--- Directions ---
Wherever a line holds the string "anesthésiques", copy that line.

--- Material shown ---

%%

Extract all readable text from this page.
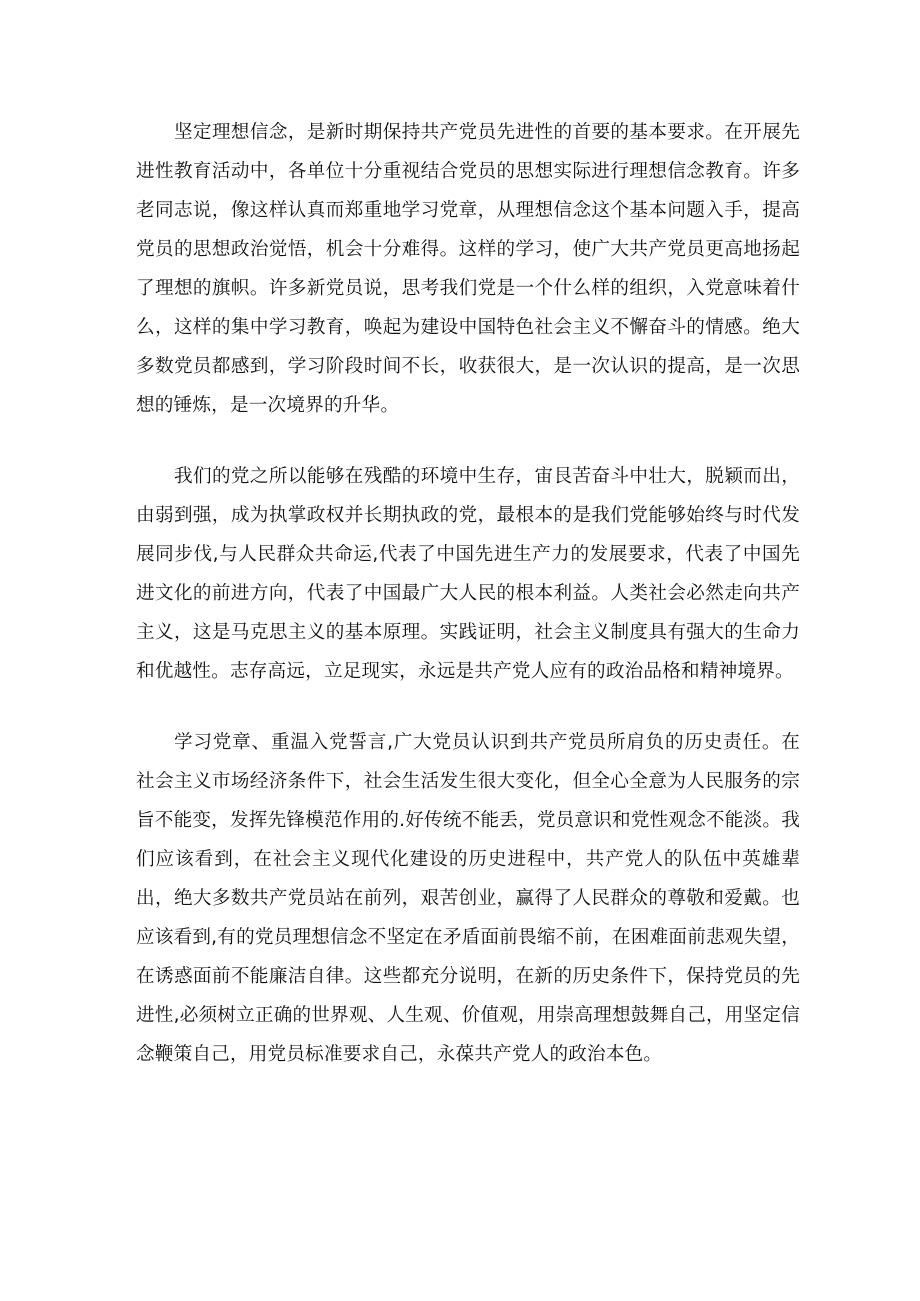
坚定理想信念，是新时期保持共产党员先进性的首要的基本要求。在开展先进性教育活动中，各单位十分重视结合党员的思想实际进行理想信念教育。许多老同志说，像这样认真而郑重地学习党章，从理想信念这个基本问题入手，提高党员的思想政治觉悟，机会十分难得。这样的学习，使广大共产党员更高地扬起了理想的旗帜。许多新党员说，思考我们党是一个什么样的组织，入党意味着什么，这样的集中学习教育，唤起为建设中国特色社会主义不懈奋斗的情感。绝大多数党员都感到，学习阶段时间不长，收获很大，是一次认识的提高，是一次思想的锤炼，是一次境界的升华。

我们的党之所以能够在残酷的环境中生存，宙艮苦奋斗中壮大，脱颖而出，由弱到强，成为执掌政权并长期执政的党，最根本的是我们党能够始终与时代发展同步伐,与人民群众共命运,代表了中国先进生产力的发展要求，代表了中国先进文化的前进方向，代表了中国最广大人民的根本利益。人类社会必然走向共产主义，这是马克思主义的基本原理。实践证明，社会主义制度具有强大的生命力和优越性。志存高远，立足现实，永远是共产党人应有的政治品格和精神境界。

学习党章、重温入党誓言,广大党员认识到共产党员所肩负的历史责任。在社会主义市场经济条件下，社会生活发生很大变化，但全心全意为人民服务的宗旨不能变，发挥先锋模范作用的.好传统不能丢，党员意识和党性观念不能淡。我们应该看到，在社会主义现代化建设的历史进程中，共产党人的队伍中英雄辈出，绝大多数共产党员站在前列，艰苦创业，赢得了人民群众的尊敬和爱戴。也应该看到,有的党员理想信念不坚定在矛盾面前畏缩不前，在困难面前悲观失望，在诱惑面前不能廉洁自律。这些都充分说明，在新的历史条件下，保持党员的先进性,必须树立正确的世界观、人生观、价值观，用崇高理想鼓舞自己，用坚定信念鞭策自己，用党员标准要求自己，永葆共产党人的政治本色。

%%
%%

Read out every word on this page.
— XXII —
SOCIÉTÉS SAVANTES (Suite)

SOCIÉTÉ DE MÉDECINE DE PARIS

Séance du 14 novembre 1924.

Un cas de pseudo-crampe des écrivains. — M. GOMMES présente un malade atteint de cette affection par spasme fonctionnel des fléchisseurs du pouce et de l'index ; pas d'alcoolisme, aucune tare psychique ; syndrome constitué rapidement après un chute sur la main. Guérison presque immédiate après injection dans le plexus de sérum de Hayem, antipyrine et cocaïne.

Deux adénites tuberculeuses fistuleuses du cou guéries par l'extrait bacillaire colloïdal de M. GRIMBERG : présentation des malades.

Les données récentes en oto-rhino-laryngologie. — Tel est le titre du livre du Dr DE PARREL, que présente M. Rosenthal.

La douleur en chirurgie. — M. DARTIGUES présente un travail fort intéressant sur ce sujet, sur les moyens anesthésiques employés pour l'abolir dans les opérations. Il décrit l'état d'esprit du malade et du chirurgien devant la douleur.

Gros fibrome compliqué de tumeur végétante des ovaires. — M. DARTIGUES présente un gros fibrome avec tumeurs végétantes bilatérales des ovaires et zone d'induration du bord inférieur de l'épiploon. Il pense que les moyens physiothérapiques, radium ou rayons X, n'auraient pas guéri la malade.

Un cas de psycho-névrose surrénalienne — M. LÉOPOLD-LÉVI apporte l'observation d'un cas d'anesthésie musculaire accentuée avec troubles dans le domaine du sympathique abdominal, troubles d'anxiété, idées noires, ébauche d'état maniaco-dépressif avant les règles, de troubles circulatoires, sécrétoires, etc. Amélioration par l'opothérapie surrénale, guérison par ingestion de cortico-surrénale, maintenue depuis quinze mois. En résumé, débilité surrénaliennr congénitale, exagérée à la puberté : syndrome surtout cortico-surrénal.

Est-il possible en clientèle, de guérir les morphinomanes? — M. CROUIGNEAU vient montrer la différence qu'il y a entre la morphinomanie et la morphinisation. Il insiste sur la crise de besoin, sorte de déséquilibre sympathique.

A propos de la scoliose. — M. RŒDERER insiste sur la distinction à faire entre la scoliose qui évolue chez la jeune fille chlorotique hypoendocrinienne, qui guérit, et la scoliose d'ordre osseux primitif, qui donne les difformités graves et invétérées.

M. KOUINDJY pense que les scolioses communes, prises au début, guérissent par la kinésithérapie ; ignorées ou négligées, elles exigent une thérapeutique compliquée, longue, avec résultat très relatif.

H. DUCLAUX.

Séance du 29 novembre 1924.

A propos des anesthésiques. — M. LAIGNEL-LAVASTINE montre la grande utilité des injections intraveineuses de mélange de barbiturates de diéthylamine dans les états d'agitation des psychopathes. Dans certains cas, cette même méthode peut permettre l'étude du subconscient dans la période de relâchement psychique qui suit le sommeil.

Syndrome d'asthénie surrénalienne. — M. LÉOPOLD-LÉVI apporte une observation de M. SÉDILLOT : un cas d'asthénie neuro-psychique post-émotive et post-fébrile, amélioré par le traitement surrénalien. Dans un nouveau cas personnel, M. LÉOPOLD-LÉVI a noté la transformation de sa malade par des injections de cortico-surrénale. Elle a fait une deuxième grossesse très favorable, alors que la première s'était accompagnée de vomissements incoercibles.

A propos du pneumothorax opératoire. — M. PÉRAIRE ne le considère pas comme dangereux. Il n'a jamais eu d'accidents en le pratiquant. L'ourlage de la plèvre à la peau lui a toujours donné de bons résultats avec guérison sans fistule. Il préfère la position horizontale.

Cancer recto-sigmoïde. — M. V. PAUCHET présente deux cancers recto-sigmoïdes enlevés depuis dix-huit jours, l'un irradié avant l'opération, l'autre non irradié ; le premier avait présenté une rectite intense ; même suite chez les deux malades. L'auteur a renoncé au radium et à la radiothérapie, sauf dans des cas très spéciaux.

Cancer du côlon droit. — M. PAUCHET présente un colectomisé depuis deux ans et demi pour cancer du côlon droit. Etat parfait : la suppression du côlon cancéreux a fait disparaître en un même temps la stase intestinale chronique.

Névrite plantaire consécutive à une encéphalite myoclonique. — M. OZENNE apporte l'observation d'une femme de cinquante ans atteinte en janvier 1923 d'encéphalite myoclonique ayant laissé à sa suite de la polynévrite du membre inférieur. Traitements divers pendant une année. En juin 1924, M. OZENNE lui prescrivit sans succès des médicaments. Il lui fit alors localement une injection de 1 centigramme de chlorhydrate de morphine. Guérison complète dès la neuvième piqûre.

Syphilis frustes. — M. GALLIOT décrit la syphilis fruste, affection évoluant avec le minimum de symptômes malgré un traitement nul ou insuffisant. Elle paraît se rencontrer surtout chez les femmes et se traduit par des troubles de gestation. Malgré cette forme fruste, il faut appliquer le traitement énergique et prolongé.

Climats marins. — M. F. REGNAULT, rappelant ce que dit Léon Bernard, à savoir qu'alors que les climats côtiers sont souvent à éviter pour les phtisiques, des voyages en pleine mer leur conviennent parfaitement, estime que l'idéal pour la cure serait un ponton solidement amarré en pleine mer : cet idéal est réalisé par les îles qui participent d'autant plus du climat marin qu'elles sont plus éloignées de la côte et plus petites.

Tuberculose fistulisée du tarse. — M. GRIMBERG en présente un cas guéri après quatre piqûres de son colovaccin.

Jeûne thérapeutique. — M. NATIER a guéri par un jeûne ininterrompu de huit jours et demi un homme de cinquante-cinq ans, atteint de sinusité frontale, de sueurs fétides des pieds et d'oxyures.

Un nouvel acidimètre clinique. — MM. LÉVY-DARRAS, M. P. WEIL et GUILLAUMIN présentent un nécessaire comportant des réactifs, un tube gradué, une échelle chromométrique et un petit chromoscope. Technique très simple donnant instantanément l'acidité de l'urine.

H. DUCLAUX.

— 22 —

%%
%%

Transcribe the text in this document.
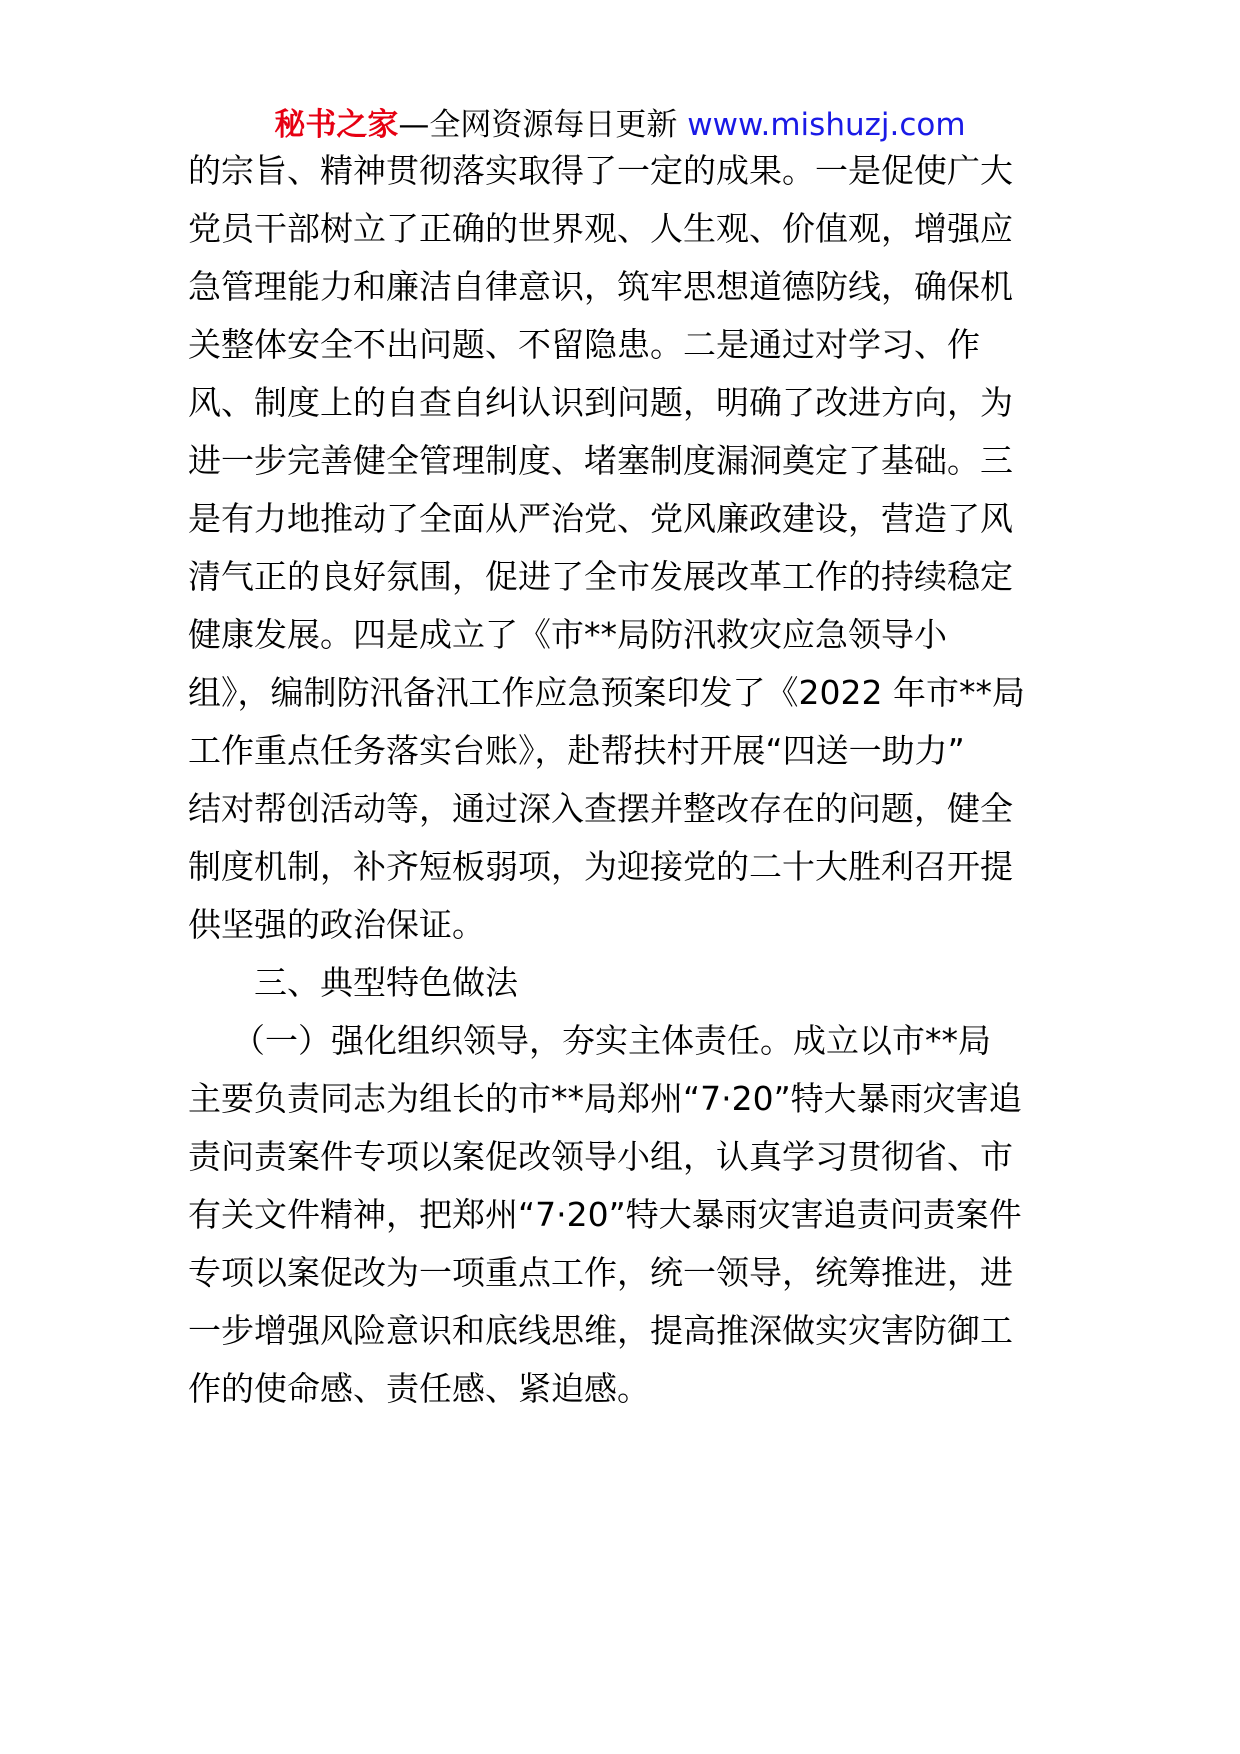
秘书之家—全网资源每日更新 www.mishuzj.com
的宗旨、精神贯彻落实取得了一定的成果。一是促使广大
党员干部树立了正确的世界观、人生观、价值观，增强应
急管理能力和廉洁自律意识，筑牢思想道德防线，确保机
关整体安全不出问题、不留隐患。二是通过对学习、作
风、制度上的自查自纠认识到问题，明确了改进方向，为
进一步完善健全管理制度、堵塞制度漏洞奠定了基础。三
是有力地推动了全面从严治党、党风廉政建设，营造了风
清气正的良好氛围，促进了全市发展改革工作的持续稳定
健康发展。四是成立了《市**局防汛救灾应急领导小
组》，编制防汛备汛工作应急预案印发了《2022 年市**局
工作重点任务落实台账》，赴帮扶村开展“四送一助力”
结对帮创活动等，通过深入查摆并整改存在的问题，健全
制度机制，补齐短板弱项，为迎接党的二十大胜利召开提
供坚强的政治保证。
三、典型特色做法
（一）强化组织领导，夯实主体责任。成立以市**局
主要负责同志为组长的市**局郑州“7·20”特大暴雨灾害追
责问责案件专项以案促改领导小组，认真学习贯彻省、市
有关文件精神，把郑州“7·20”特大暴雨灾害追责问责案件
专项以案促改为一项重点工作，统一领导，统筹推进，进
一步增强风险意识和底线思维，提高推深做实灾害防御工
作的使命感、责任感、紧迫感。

%%

--- Solution ---
La douleur en chirurgie. — M. DARTIGUES présente un travail fort intéressant sur ce sujet, sur les moyens anesthésiques employés pour l'abolir dans les opérations. Il décrit l'état d'esprit du malade et du chirurgien devant la douleur.
A propos des anesthésiques. — M. LAIGNEL-LAVASTINE montre la grande utilité des injections intraveineuses de mélange de barbiturates de diéthylamine dans les états d'agitation des psychopathes. Dans certains cas, cette même méthode peut permettre l'étude du subconscient dans la période de relâchement psychique qui suit le sommeil.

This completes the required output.